____ Excerpted records
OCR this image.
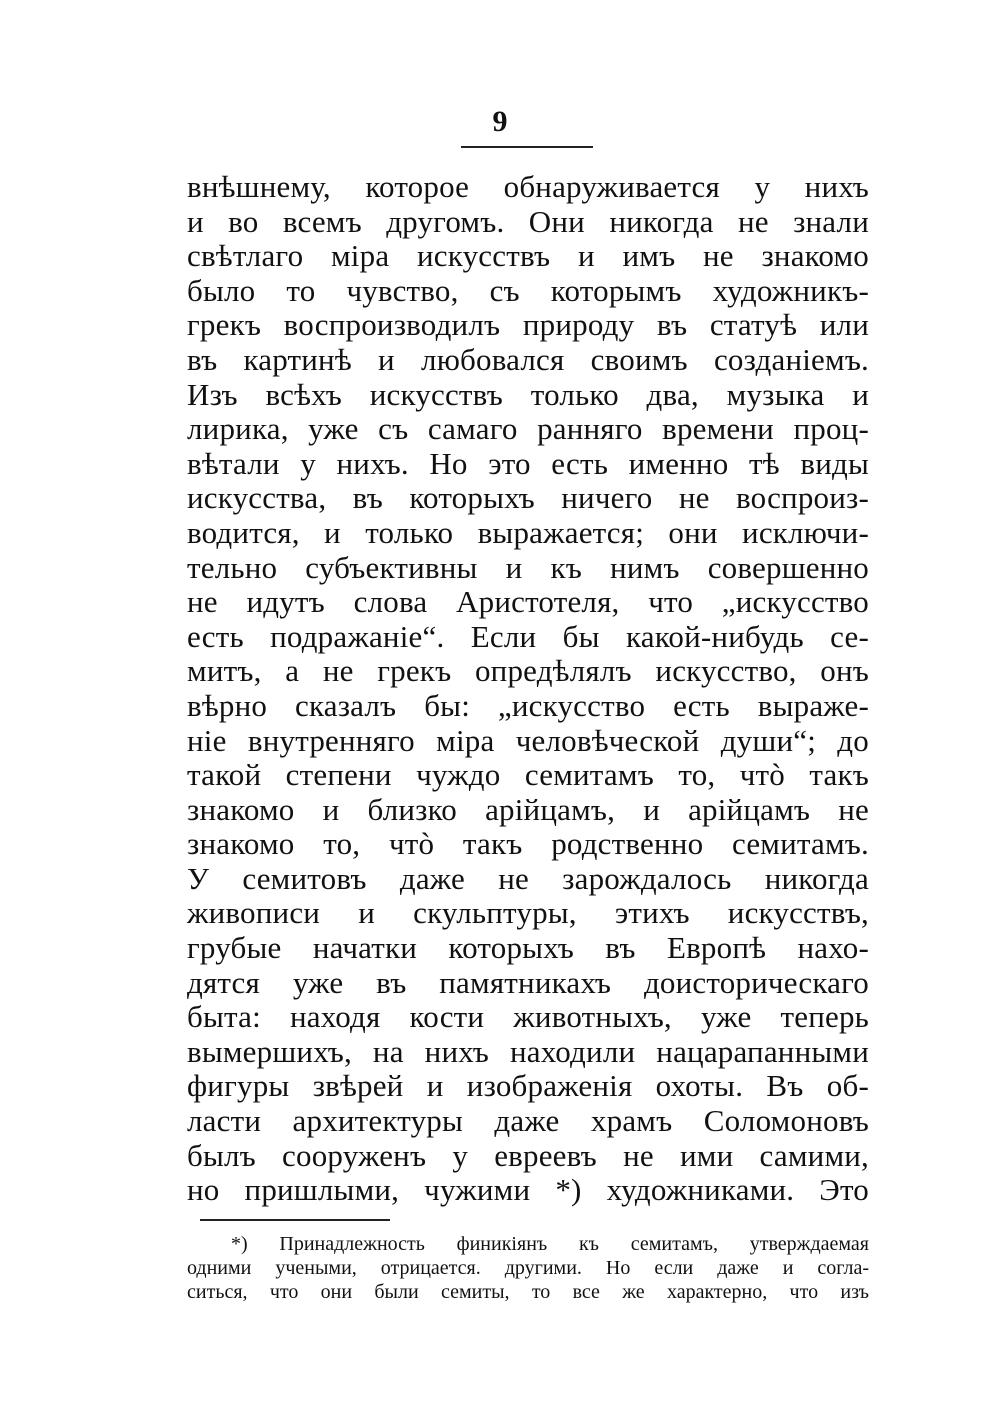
9
внѣшнему, которое обнаруживается у нихъ
и во всемъ другомъ. Они никогда не знали
свѣтлаго міра искусствъ и имъ не знакомо
было то чувство, съ которымъ художникъ-
грекъ воспроизводилъ природу въ статуѣ или
въ картинѣ и любовался своимъ созданіемъ.
Изъ всѣхъ искусствъ только два, музыка и
лирика, уже съ самаго ранняго времени проц-
вѣтали у нихъ. Но это есть именно тѣ виды
искусства, въ которыхъ ничего не воспроиз-
водится, и только выражается; они исключи-
тельно субъективны и къ нимъ совершенно
не идутъ слова Аристотеля, что „искусство
есть подражаніе“. Если бы какой-нибудь се-
митъ, а не грекъ опредѣлялъ искусство, онъ
вѣрно сказалъ бы: „искусство есть выраже-
ніе внутренняго міра человѣческой души“; до
такой степени чуждо семитамъ то, чтò такъ
знакомо и близко арійцамъ, и арійцамъ не
знакомо то, чтò такъ родственно семитамъ.
У семитовъ даже не зарождалось никогда
живописи и скульптуры, этихъ искусствъ,
грубые начатки которыхъ въ Европѣ нахо-
дятся уже въ памятникахъ доисторическаго
быта: находя кости животныхъ, уже теперь
вымершихъ, на нихъ находили нацарапанными
фигуры звѣрей и изображенія охоты. Въ об-
ласти архитектуры даже храмъ Соломоновъ
былъ сооруженъ у евреевъ не ими самими,
но пришлыми, чужими *) художниками. Это
*) Принадлежность финикіянъ къ семитамъ, утверждаемая
одними учеными, отрицается. другими. Но если даже и согла-
ситься, что они были семиты, то все же характерно, что изъ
________
* _Exercise instructions_:
Track down all lines above with the string "искусствъ" and copy them.

* _Output of the exercise_:
свѣтлаго міра искусствъ и имъ не знакомо
Изъ всѣхъ искусствъ только два, музыка и
живописи и скульптуры, этихъ искусствъ,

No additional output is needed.